What needs to be done —
Check every line of the entries for "ylabel", and copy the lines that hold it.

Records for the task —
◆ ◆ ◆ ◆
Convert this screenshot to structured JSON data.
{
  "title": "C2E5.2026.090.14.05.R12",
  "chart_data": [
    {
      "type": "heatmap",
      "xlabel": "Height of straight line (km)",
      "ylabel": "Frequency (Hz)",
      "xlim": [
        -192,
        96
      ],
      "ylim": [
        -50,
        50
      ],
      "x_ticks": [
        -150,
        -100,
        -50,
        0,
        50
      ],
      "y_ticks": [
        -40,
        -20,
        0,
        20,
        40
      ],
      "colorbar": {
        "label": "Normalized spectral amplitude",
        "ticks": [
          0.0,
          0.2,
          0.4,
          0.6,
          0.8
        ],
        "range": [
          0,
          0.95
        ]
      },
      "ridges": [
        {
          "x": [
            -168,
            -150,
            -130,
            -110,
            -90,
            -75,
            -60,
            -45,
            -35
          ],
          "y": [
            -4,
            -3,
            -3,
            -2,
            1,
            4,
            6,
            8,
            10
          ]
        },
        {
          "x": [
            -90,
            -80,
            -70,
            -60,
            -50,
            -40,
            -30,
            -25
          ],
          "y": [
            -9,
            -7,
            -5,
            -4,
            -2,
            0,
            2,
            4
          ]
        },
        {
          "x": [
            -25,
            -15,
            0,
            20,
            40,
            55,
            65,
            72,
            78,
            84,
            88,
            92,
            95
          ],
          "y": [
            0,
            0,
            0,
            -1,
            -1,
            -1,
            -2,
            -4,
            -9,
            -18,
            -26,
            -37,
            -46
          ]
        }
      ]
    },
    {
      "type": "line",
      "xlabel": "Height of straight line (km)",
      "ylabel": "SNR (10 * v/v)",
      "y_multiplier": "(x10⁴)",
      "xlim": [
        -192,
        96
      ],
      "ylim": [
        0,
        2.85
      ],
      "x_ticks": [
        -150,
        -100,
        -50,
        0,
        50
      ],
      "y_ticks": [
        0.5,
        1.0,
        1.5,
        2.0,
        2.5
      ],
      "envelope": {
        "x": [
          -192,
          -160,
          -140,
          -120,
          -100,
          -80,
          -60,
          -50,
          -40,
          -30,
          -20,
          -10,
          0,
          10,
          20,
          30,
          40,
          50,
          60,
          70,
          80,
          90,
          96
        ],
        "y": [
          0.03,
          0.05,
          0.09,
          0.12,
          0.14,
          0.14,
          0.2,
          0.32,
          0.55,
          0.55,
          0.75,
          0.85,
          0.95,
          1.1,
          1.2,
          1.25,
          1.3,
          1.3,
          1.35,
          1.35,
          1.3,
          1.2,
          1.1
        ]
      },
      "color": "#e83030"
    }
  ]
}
◆ ◆ ◆ ◆
Reply —
      "ylabel": "Frequency (Hz)",
      "ylabel": "SNR (10 * v/v)",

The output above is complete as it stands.